(Extracted lines)
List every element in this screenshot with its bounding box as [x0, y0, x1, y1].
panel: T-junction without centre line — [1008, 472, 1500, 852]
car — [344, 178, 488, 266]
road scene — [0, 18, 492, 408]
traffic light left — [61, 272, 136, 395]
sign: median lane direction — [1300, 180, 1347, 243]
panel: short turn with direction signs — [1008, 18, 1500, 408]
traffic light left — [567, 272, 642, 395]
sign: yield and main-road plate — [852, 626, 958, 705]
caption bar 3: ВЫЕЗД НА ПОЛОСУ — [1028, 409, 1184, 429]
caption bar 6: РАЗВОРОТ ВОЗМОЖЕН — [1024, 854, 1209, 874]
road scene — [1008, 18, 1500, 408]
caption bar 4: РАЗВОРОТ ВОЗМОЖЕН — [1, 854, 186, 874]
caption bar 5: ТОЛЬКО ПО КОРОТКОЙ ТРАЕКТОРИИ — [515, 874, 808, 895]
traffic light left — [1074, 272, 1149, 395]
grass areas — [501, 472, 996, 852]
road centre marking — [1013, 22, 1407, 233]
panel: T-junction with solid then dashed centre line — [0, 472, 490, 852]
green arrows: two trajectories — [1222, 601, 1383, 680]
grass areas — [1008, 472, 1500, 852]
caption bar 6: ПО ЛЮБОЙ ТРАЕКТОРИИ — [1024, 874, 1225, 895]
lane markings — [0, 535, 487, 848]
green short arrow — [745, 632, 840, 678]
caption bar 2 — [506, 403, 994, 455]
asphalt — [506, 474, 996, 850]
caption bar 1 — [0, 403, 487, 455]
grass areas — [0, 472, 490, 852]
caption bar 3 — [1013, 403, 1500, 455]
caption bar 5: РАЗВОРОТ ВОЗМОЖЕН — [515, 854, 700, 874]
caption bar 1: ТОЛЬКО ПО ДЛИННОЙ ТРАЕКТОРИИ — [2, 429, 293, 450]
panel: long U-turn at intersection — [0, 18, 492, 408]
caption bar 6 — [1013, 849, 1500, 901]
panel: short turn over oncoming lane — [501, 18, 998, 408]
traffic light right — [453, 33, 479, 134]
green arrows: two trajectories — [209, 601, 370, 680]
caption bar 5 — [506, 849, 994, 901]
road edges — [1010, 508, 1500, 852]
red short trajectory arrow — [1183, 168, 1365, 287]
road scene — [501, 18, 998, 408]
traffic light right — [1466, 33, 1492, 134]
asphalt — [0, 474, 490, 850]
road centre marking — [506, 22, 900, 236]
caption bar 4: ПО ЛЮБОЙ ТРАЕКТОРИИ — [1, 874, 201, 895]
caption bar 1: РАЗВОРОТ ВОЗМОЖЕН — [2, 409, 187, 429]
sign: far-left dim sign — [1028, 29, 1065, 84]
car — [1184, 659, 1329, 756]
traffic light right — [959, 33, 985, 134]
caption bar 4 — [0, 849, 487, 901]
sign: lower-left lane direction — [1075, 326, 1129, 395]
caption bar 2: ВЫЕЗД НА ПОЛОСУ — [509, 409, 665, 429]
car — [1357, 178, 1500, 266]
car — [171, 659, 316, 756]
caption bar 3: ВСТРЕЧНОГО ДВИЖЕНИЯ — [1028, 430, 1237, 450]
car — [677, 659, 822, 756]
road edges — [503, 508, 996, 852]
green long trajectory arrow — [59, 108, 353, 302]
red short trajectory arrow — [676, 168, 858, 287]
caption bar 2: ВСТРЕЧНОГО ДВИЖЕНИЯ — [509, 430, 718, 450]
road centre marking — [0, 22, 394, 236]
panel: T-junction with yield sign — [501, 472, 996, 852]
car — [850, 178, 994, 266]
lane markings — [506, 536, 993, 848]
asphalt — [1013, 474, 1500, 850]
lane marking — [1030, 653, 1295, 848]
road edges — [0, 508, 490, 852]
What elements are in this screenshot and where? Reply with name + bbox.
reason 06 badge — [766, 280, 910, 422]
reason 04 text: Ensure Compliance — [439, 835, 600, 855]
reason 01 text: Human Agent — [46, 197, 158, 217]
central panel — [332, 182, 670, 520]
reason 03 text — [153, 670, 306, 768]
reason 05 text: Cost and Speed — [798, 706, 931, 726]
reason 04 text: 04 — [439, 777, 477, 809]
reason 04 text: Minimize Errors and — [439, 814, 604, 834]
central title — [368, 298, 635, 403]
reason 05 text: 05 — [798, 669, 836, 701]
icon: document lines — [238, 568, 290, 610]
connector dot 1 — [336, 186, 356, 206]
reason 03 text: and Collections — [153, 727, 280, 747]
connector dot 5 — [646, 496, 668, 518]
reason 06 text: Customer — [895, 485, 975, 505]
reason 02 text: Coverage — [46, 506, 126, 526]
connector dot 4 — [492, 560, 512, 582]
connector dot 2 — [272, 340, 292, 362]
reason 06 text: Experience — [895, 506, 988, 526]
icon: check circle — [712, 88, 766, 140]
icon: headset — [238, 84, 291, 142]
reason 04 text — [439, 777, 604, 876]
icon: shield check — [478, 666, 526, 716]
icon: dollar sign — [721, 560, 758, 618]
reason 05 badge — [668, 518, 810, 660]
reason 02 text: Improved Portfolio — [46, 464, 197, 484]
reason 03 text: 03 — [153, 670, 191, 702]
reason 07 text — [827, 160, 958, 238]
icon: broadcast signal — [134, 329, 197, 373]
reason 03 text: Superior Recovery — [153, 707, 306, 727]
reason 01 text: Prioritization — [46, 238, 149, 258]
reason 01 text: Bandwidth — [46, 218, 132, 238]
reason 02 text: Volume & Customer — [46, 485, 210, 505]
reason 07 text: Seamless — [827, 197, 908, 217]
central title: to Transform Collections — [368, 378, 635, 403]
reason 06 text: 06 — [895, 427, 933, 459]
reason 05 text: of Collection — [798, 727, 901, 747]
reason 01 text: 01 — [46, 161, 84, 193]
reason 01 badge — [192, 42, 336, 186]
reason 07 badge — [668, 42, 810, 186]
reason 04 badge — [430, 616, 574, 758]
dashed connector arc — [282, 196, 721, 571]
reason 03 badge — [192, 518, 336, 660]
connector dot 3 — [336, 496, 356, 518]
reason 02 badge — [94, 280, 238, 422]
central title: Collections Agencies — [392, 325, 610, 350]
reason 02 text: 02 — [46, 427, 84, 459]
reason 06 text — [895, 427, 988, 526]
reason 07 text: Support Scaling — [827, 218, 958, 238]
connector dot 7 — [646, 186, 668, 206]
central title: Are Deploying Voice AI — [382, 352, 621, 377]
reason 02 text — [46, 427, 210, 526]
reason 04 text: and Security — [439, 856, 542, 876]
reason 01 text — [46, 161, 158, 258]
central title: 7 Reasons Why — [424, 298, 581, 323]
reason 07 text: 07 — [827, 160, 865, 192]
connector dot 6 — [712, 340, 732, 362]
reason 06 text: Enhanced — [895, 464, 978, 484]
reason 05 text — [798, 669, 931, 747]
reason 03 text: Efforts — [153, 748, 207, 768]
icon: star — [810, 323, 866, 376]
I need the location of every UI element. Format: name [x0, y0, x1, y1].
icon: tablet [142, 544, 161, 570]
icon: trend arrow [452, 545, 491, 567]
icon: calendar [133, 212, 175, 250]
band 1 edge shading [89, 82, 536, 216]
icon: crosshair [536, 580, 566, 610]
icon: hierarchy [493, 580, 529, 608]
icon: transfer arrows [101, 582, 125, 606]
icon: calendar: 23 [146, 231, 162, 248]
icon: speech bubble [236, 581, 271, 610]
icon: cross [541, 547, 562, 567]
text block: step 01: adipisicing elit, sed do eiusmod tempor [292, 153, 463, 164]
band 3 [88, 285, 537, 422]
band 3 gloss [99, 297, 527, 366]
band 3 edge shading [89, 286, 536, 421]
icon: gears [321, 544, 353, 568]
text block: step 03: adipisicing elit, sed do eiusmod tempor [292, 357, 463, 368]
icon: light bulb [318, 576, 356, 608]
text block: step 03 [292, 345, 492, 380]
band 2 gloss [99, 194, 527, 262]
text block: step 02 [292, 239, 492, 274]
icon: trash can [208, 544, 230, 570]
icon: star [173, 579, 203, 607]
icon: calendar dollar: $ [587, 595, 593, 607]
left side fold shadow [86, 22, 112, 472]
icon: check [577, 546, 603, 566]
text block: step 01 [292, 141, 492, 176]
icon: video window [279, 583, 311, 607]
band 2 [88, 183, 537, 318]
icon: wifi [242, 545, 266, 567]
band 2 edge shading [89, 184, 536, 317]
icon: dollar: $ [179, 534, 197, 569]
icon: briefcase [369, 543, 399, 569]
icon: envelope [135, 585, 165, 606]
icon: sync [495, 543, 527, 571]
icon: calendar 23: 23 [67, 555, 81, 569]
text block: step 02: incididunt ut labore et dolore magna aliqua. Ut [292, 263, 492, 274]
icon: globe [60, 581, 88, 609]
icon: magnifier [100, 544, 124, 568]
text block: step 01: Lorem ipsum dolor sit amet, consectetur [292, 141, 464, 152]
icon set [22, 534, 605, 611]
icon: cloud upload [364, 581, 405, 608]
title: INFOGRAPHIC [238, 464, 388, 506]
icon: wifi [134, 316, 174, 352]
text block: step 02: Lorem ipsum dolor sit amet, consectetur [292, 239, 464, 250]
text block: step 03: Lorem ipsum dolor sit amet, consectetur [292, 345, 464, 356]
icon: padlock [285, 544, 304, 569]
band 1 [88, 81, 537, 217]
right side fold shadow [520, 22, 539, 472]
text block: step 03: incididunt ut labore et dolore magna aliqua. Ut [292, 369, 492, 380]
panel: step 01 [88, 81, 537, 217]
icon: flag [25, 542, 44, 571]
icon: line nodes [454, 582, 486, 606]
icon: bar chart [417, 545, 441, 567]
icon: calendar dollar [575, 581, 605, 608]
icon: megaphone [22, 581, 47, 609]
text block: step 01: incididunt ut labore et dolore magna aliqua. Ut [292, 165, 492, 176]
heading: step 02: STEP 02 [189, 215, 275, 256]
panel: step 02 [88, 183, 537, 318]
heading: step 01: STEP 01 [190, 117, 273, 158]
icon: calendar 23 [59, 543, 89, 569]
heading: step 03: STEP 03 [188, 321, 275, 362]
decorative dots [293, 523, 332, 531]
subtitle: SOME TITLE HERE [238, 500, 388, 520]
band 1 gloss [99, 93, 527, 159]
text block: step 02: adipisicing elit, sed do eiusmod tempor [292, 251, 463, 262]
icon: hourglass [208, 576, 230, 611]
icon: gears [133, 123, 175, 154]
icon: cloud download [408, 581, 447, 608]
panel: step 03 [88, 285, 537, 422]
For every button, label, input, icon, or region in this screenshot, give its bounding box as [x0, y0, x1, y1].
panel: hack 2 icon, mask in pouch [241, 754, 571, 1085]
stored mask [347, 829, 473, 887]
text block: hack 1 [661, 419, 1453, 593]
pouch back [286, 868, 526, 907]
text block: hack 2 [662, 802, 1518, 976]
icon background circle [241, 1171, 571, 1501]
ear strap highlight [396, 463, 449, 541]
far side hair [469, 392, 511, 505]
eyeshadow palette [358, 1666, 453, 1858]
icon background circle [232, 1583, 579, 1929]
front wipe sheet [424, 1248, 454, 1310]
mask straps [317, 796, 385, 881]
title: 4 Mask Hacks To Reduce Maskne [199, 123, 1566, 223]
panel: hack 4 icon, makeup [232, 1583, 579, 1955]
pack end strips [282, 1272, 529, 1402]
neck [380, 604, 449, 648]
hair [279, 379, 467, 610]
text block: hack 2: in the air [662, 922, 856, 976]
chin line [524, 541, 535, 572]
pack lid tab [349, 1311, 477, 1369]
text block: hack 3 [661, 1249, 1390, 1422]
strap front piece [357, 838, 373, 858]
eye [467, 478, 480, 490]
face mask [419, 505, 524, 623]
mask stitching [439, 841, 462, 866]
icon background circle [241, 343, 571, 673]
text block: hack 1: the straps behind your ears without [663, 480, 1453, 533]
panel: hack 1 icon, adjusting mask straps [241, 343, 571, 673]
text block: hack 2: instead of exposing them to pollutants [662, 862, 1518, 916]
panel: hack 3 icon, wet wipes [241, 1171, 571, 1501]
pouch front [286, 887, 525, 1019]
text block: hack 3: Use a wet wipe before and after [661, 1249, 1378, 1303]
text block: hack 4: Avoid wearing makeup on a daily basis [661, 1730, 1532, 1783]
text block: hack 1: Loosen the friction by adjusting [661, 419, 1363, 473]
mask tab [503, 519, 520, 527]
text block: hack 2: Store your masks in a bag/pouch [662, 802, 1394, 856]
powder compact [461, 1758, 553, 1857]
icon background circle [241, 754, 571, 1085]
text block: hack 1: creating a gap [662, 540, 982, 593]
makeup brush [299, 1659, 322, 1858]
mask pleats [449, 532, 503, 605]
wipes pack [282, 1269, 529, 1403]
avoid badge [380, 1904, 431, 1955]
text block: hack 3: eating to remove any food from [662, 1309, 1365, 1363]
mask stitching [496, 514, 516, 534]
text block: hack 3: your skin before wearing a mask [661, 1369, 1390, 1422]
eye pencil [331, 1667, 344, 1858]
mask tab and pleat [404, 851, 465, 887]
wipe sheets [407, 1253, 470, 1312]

# GIVEN INSTRUCTION
Convert the lines above into a Markdown table with the columns No. and Line, starting at the first line and ending at the line that contains "caption bar 4 — [0, 849, 487, 901]", both included. Give each line its own numbered row and leave out blank lines.

# CORRECT ANSWER
| No. | Line |
|---|---|
| 1 | List every element in this screenshot with its bounding box as [x0, y0, x1, y1]. |
| 2 | panel: T-junction without centre line — [1008, 472, 1500, 852] |
| 3 | car — [344, 178, 488, 266] |
| 4 | road scene — [0, 18, 492, 408] |
| 5 | traffic light left — [61, 272, 136, 395] |
| 6 | sign: median lane direction — [1300, 180, 1347, 243] |
| 7 | panel: short turn with direction signs — [1008, 18, 1500, 408] |
| 8 | traffic light left — [567, 272, 642, 395] |
| 9 | sign: yield and main-road plate — [852, 626, 958, 705] |
| 10 | caption bar 3: ВЫЕЗД НА ПОЛОСУ — [1028, 409, 1184, 429] |
| 11 | caption bar 6: РАЗВОРОТ ВОЗМОЖЕН — [1024, 854, 1209, 874] |
| 12 | road scene — [1008, 18, 1500, 408] |
| 13 | caption bar 4: РАЗВОРОТ ВОЗМОЖЕН — [1, 854, 186, 874] |
| 14 | caption bar 5: ТОЛЬКО ПО КОРОТКОЙ ТРАЕКТОРИИ — [515, 874, 808, 895] |
| 15 | traffic light left — [1074, 272, 1149, 395] |
| 16 | grass areas — [501, 472, 996, 852] |
| 17 | road centre marking — [1013, 22, 1407, 233] |
| 18 | panel: T-junction with solid then dashed centre line — [0, 472, 490, 852] |
| 19 | green arrows: two trajectories — [1222, 601, 1383, 680] |
| 20 | grass areas — [1008, 472, 1500, 852] |
| 21 | caption bar 6: ПО ЛЮБОЙ ТРАЕКТОРИИ — [1024, 874, 1225, 895] |
| 22 | lane markings — [0, 535, 487, 848] |
| 23 | green short arrow — [745, 632, 840, 678] |
| 24 | caption bar 2 — [506, 403, 994, 455] |
| 25 | asphalt — [506, 474, 996, 850] |
| 26 | caption bar 1 — [0, 403, 487, 455] |
| 27 | grass areas — [0, 472, 490, 852] |
| 28 | caption bar 3 — [1013, 403, 1500, 455] |
| 29 | caption bar 5: РАЗВОРОТ ВОЗМОЖЕН — [515, 854, 700, 874] |
| 30 | caption bar 1: ТОЛЬКО ПО ДЛИННОЙ ТРАЕКТОРИИ — [2, 429, 293, 450] |
| 31 | panel: long U-turn at intersection — [0, 18, 492, 408] |
| 32 | caption bar 6 — [1013, 849, 1500, 901] |
| 33 | panel: short turn over oncoming lane — [501, 18, 998, 408] |
| 34 | traffic light right — [453, 33, 479, 134] |
| 35 | green arrows: two trajectories — [209, 601, 370, 680] |
| 36 | caption bar 5 — [506, 849, 994, 901] |
| 37 | road edges — [1010, 508, 1500, 852] |
| 38 | red short trajectory arrow — [1183, 168, 1365, 287] |
| 39 | road scene — [501, 18, 998, 408] |
| 40 | traffic light right — [1466, 33, 1492, 134] |
| 41 | asphalt — [0, 474, 490, 850] |
| 42 | road centre marking — [506, 22, 900, 236] |
| 43 | caption bar 4: ПО ЛЮБОЙ ТРАЕКТОРИИ — [1, 874, 201, 895] |
| 44 | caption bar 1: РАЗВОРОТ ВОЗМОЖЕН — [2, 409, 187, 429] |
| 45 | sign: far-left dim sign — [1028, 29, 1065, 84] |
| 46 | car — [1184, 659, 1329, 756] |
| 47 | traffic light right — [959, 33, 985, 134] |
| 48 | caption bar 4 — [0, 849, 487, 901] |